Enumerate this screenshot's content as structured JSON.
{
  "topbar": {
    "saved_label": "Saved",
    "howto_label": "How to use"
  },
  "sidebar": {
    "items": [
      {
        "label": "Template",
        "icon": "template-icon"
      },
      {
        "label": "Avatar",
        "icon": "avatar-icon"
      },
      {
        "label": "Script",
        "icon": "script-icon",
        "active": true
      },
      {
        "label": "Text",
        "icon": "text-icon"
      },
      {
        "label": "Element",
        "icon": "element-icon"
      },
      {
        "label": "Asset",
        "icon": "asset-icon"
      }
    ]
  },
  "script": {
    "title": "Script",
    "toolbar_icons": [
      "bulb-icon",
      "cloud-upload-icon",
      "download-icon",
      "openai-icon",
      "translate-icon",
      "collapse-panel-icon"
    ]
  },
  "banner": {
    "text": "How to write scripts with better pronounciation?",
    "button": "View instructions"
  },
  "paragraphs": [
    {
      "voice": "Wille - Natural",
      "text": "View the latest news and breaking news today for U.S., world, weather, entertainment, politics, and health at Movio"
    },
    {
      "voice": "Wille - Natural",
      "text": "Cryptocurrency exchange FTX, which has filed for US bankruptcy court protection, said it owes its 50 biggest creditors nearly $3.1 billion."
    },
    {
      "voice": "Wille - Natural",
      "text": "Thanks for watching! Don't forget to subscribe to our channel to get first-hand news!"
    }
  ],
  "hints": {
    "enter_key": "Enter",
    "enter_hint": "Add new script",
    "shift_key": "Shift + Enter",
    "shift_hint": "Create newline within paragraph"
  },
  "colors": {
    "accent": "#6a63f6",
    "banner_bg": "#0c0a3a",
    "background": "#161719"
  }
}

_Aim of the task_
Transcribe the data. Leave every line exactly as it is.

_Complete response_
Enumerate this screenshot's content as structured JSON.
{
  "topbar": {
    "saved_label": "Saved",
    "howto_label": "How to use"
  },
  "sidebar": {
    "items": [
      {
        "label": "Template",
        "icon": "template-icon"
      },
      {
        "label": "Avatar",
        "icon": "avatar-icon"
      },
      {
        "label": "Script",
        "icon": "script-icon",
        "active": true
      },
      {
        "label": "Text",
        "icon": "text-icon"
      },
      {
        "label": "Element",
        "icon": "element-icon"
      },
      {
        "label": "Asset",
        "icon": "asset-icon"
      }
    ]
  },
  "script": {
    "title": "Script",
    "toolbar_icons": [
      "bulb-icon",
      "cloud-upload-icon",
      "download-icon",
      "openai-icon",
      "translate-icon",
      "collapse-panel-icon"
    ]
  },
  "banner": {
    "text": "How to write scripts with better pronounciation?",
    "button": "View instructions"
  },
  "paragraphs": [
    {
      "voice": "Wille - Natural",
      "text": "View the latest news and breaking news today for U.S., world, weather, entertainment, politics, and health at Movio"
    },
    {
      "voice": "Wille - Natural",
      "text": "Cryptocurrency exchange FTX, which has filed for US bankruptcy court protection, said it owes its 50 biggest creditors nearly $3.1 billion."
    },
    {
      "voice": "Wille - Natural",
      "text": "Thanks for watching! Don't forget to subscribe to our channel to get first-hand news!"
    }
  ],
  "hints": {
    "enter_key": "Enter",
    "enter_hint": "Add new script",
    "shift_key": "Shift + Enter",
    "shift_hint": "Create newline within paragraph"
  },
  "colors": {
    "accent": "#6a63f6",
    "banner_bg": "#0c0a3a",
    "background": "#161719"
  }
}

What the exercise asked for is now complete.